Set task. Each entry below is to be transcribed exactly.

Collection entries
** start **
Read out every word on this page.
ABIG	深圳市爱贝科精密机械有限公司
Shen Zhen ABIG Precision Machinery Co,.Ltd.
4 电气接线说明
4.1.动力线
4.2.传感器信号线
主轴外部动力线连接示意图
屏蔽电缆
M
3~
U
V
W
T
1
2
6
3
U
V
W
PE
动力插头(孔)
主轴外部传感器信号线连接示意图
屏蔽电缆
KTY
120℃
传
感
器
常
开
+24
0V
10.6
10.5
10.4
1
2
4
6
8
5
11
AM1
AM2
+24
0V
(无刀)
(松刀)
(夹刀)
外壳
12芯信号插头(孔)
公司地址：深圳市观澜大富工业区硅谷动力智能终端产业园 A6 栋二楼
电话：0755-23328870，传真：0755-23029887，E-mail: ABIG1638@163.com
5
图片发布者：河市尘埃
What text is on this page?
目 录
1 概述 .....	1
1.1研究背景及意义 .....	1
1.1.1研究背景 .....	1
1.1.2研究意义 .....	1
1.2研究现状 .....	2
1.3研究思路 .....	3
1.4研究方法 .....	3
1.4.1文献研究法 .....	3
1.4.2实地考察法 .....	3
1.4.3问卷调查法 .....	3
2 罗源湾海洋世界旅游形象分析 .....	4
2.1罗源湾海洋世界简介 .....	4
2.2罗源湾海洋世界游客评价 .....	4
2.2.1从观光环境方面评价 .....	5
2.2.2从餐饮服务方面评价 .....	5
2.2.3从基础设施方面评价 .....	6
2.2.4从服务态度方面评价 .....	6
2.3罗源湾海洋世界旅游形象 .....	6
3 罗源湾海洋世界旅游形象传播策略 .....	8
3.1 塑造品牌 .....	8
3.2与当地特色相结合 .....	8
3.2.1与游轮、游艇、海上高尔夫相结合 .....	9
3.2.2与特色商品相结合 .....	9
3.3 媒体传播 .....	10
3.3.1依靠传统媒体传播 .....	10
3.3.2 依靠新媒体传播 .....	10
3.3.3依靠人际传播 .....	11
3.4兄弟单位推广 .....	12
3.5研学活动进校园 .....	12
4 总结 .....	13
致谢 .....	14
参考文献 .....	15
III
** end **
The response.
Read out every word on this page.
ABIG	深圳市爱贝科精密机械有限公司
Shen Zhen ABIG Precision Machinery Co,.Ltd.
4 电气接线说明
4.1.动力线
4.2.传感器信号线
主轴外部动力线连接示意图
屏蔽电缆
M
3~
U
V
W
T
1
2
6
3
U
V
W
PE
动力插头(孔)
主轴外部传感器信号线连接示意图
屏蔽电缆
KTY
120℃
传
感
器
常
开
+24
0V
10.6
10.5
10.4
1
2
4
6
8
5
11
AM1
AM2
+24
0V
(无刀)
(松刀)
(夹刀)
外壳
12芯信号插头(孔)
公司地址：深圳市观澜大富工业区硅谷动力智能终端产业园 A6 栋二楼
电话：0755-23328870，传真：0755-23029887，E-mail: ABIG1638@163.com
5
图片发布者：河市尘埃
What text is on this page?
目 录
1 概述 .....	1
1.1研究背景及意义 .....	1
1.1.1研究背景 .....	1
1.1.2研究意义 .....	1
1.2研究现状 .....	2
1.3研究思路 .....	3
1.4研究方法 .....	3
1.4.1文献研究法 .....	3
1.4.2实地考察法 .....	3
1.4.3问卷调查法 .....	3
2 罗源湾海洋世界旅游形象分析 .....	4
2.1罗源湾海洋世界简介 .....	4
2.2罗源湾海洋世界游客评价 .....	4
2.2.1从观光环境方面评价 .....	5
2.2.2从餐饮服务方面评价 .....	5
2.2.3从基础设施方面评价 .....	6
2.2.4从服务态度方面评价 .....	6
2.3罗源湾海洋世界旅游形象 .....	6
3 罗源湾海洋世界旅游形象传播策略 .....	8
3.1 塑造品牌 .....	8
3.2与当地特色相结合 .....	8
3.2.1与游轮、游艇、海上高尔夫相结合 .....	9
3.2.2与特色商品相结合 .....	9
3.3 媒体传播 .....	10
3.3.1依靠传统媒体传播 .....	10
3.3.2 依靠新媒体传播 .....	10
3.3.3依靠人际传播 .....	11
3.4兄弟单位推广 .....	12
3.5研学活动进校园 .....	12
4 总结 .....	13
致谢 .....	14
参考文献 .....	15
III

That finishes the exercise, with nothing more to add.